## GOAL OF THE EXERCISE
List every timestamp in the transcript below about beliefs that begins with "1:29".

1:28:05There's no way that I'd sabotage my cold email. I'm sorry mate, but if you believe it to be true, you will act it out even if it seems counterproductive or counterintuitive to you getting what you want.
1:28:16You know, it's it's like it's it's the same thing with like homeless people. Right?
1:28:22It's tragic and it breaks my heart but some homeless people, they in their mind, their belief system, they believe that they deserve to be homeless. They believe that.
1:28:31Right? And so even if you put them in a house and you you gave them shelter and food and water, they would reject it because they deserve they believe to be homeless.
1:28:42Now that's not every homeless person I'm sure and I've never been homeless so I can't exactly comment but I'm sure that that's that's the case with quite a few of them. Right? Same thing.
1:28:51If you believe that you are an alcoholic, then you're going to drink even if you don't want to.
1:28:59So, you know, this is the interesting thing about all these identities and all these beliefs like, you know, if you believe you're bad at sales. It's like, well well, why?
1:29:08Why do you believe you're bad at sales? Well, maybe when you were 14, you tried to sell a Pokemon card to someone and they said no.
1:29:19And that person said, my dad said you're terrible at sales. And then you've just you've just that was the initial experience, and then you've just sought to confirm it, and then and then that's it.
1:29:31Now you just believe these things, they're not bloody real. I mean they are real but they're not anything except from you just telling yourself that they are.
1:29:41Thing like your beliefs are only real because you believe they are real. There's nothing else to it than that. There's no other measurement.
1:29:51You know, it's like if you're if you're if you're if you're like let's say that you're overweight and you you're like, oh, I can't lose weight.
1:30:00Okay. It's impossible for me to lose weight no matter how hard I try. Bollocks, bullshit.
1:30:05That's not the objective truth because thermodynamics exists and if you put yourself enough of a calorie deficit, you will lose weight by the laws of physics and nature.

## GIVEN DATA
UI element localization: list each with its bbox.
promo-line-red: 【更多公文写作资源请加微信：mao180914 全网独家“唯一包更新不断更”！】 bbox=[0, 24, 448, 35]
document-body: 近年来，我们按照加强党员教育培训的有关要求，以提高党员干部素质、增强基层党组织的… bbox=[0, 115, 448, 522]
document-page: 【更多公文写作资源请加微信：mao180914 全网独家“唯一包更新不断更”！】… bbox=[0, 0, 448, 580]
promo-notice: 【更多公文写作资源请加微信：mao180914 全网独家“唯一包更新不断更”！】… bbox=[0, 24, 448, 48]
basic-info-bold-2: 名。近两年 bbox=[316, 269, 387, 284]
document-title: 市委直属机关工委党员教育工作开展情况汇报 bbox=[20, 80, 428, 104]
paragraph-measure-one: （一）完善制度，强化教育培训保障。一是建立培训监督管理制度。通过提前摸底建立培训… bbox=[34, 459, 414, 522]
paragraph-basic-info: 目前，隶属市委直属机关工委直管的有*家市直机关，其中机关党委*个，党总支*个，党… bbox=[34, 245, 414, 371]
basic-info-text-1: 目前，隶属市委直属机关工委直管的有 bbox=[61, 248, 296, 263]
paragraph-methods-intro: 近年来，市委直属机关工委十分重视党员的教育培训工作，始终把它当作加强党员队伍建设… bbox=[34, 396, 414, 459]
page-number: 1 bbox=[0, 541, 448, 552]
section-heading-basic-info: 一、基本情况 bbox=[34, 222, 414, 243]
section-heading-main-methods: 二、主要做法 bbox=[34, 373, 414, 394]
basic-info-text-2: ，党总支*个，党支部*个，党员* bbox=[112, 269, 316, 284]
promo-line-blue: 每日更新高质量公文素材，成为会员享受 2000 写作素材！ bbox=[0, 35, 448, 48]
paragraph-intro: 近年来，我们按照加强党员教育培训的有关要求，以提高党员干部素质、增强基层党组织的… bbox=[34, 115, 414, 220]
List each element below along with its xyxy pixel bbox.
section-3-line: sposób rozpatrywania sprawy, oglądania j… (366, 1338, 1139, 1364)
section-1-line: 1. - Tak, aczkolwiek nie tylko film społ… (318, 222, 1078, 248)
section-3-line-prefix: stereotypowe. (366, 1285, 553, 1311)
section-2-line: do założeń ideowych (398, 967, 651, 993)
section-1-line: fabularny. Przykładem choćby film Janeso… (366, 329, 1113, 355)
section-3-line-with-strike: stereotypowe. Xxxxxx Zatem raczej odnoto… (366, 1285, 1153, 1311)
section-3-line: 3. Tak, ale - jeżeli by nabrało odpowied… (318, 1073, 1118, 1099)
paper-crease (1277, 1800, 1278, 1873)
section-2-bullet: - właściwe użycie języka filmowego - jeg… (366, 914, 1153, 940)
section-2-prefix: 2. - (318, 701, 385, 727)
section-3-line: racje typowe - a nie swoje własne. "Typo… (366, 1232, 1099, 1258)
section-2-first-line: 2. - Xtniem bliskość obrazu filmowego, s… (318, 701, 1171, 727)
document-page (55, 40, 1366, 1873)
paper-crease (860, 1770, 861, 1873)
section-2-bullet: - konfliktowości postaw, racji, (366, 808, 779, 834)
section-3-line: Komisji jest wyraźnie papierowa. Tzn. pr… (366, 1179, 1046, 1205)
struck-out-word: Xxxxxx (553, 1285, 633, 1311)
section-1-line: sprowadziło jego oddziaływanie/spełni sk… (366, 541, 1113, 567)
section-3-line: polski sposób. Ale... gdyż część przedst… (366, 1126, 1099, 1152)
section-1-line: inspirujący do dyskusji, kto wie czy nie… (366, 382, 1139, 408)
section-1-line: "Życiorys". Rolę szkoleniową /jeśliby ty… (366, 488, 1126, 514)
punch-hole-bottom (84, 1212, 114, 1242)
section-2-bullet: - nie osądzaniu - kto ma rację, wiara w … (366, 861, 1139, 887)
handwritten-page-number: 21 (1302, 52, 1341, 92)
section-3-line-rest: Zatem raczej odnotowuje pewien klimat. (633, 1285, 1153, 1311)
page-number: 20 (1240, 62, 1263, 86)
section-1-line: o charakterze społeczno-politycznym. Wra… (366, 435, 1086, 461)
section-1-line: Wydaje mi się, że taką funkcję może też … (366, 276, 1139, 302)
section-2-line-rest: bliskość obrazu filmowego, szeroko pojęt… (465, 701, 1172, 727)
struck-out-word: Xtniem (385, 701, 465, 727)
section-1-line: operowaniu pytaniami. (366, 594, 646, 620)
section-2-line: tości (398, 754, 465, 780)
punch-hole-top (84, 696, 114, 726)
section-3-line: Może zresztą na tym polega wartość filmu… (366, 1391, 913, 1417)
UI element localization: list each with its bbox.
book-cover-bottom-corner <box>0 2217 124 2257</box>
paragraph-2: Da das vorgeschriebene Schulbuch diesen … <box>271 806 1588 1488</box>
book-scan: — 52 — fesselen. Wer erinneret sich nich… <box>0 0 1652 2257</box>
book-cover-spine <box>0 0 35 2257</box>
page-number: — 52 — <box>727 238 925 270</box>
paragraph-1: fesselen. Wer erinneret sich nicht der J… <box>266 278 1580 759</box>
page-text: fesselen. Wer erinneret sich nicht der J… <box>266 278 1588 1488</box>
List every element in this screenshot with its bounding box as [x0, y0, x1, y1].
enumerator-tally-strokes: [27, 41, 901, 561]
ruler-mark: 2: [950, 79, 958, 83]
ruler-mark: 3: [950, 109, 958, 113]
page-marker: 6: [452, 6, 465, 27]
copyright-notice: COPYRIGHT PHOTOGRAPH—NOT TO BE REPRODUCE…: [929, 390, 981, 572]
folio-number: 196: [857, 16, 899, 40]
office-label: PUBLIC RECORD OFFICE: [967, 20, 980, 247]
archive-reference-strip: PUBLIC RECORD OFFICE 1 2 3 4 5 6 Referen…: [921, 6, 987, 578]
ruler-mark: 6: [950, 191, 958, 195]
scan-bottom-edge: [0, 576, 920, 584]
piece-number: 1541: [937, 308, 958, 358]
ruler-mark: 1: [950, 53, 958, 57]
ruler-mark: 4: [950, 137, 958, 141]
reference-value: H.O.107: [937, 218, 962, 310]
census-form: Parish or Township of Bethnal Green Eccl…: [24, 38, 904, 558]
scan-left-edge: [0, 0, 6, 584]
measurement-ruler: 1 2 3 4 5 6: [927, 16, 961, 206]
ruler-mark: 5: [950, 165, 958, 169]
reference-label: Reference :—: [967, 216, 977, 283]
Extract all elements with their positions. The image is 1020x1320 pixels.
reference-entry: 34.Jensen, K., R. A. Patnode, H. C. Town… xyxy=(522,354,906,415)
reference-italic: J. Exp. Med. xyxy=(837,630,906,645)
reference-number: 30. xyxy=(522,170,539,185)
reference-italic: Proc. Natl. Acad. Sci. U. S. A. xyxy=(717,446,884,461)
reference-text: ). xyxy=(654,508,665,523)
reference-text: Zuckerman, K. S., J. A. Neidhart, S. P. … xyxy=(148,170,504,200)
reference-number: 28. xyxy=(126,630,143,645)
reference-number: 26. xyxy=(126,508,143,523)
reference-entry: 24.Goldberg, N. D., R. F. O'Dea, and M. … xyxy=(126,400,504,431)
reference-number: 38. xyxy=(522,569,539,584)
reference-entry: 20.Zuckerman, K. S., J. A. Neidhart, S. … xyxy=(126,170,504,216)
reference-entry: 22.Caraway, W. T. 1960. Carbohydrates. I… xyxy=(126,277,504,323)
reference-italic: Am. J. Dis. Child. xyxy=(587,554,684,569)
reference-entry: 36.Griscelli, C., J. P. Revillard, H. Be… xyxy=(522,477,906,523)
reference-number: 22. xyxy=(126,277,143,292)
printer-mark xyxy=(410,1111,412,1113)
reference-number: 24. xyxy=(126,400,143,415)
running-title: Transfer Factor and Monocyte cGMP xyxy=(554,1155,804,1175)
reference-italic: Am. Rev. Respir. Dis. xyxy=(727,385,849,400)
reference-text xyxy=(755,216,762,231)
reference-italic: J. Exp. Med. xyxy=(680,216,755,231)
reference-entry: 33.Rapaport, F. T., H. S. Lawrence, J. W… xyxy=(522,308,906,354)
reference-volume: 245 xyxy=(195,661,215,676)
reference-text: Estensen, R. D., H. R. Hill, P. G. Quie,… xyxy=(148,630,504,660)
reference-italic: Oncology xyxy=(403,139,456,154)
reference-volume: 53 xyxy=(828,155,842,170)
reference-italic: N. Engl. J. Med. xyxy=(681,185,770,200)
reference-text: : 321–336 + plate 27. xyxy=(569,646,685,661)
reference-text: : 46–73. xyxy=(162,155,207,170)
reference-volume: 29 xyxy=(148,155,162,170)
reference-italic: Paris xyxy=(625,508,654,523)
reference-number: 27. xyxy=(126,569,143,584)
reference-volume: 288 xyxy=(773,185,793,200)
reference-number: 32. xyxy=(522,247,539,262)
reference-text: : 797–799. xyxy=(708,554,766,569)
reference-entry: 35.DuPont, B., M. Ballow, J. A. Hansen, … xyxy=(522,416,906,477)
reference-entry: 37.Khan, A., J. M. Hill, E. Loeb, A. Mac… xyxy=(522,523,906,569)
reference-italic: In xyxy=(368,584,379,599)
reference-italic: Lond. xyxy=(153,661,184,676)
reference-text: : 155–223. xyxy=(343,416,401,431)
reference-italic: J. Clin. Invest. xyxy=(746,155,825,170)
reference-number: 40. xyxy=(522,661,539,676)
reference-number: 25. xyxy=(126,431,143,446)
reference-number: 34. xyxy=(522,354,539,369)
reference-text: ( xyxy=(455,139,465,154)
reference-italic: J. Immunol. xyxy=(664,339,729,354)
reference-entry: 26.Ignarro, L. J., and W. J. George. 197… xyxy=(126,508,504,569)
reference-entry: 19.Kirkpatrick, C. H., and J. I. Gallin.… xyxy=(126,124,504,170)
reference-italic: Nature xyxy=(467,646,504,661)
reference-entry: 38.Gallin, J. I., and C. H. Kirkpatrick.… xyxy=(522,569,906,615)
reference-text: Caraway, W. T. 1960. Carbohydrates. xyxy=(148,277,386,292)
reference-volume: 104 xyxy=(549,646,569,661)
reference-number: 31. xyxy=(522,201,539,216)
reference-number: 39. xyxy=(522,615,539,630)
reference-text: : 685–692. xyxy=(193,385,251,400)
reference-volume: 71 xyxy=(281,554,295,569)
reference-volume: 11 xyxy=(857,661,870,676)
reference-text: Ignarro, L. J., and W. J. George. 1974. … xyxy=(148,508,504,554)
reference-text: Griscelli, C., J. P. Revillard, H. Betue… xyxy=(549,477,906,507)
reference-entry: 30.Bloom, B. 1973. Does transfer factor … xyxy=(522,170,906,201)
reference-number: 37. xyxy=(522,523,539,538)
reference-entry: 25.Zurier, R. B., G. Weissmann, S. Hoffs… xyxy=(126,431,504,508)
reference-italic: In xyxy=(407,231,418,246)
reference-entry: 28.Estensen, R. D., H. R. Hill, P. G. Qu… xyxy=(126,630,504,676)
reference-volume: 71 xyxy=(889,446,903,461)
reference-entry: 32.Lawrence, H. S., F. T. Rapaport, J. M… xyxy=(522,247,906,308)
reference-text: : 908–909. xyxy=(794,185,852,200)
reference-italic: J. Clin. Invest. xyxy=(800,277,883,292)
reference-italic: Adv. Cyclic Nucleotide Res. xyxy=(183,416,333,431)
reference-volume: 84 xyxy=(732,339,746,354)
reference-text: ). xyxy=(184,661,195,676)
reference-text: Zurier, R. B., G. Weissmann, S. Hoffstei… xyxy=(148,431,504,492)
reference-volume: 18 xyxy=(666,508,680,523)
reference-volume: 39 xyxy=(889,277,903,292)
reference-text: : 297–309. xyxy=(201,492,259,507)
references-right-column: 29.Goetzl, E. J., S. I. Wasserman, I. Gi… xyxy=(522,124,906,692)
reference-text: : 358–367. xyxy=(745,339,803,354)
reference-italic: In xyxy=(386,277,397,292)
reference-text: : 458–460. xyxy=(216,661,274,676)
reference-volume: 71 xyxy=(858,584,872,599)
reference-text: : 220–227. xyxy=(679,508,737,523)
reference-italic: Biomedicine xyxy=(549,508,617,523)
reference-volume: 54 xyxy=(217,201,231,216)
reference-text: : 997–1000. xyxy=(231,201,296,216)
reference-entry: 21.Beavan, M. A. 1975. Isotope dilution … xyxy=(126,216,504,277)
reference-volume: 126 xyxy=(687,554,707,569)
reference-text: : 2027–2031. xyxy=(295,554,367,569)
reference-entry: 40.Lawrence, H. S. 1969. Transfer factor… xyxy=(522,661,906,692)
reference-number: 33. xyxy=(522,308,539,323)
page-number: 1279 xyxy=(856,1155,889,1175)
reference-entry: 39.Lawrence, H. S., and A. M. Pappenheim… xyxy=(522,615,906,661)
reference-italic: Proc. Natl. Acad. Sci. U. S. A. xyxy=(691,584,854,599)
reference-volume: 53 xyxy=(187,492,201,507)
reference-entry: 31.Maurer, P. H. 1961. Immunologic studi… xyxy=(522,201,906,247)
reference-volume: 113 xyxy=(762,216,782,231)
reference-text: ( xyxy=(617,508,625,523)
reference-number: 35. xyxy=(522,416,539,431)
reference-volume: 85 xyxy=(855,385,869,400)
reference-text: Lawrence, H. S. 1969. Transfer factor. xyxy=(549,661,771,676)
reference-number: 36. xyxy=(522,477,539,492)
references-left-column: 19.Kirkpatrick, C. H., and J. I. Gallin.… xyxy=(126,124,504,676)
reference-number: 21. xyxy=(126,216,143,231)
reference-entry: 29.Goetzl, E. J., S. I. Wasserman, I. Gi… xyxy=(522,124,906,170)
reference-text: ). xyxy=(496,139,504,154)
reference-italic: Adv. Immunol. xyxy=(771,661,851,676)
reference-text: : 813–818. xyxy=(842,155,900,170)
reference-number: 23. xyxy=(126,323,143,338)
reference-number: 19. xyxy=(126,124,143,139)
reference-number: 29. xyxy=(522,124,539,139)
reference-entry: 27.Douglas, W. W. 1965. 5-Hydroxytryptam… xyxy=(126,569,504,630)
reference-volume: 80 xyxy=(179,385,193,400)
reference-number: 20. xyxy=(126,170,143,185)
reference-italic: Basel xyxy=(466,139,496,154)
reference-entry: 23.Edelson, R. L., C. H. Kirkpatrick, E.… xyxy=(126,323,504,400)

## ANSWER SPACE
1:29:08, 1:29:19, 1:29:31, 1:29:41, 1:29:51